BEGIN Data rows
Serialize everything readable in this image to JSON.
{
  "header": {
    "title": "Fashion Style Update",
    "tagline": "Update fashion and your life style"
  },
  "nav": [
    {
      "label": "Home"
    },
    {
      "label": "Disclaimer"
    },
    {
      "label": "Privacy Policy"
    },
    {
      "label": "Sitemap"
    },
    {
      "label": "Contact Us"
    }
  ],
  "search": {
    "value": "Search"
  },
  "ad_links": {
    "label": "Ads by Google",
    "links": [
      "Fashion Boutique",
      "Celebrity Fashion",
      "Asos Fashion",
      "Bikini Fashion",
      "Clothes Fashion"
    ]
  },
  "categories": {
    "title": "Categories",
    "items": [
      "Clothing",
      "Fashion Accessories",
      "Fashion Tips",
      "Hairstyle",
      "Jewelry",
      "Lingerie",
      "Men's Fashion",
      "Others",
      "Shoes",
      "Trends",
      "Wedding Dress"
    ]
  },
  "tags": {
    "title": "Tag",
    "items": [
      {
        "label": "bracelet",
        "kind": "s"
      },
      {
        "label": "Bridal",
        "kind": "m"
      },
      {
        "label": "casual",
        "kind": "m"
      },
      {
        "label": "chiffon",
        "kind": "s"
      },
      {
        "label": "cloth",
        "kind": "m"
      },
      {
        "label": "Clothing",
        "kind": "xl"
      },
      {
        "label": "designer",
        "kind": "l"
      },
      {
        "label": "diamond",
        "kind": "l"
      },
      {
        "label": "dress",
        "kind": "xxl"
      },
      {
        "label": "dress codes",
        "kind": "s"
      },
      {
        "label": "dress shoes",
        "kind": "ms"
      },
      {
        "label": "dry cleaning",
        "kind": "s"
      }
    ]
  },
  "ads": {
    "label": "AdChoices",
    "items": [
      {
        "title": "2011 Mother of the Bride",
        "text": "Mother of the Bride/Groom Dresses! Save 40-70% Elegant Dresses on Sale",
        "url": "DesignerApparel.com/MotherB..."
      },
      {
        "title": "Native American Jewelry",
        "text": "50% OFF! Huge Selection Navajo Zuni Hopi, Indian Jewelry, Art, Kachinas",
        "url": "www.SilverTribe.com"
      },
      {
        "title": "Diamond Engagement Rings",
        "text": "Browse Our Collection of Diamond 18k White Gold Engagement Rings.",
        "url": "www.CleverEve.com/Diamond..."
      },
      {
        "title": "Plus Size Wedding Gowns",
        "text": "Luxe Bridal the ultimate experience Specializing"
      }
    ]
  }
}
END Data rows
→ **What the task requires**
Pull out every line in the material above where "Rings" occurs.

→ **Answer to the task**
        "title": "Diamond Engagement Rings",
        "text": "Browse Our Collection of Diamond 18k White Gold Engagement Rings.",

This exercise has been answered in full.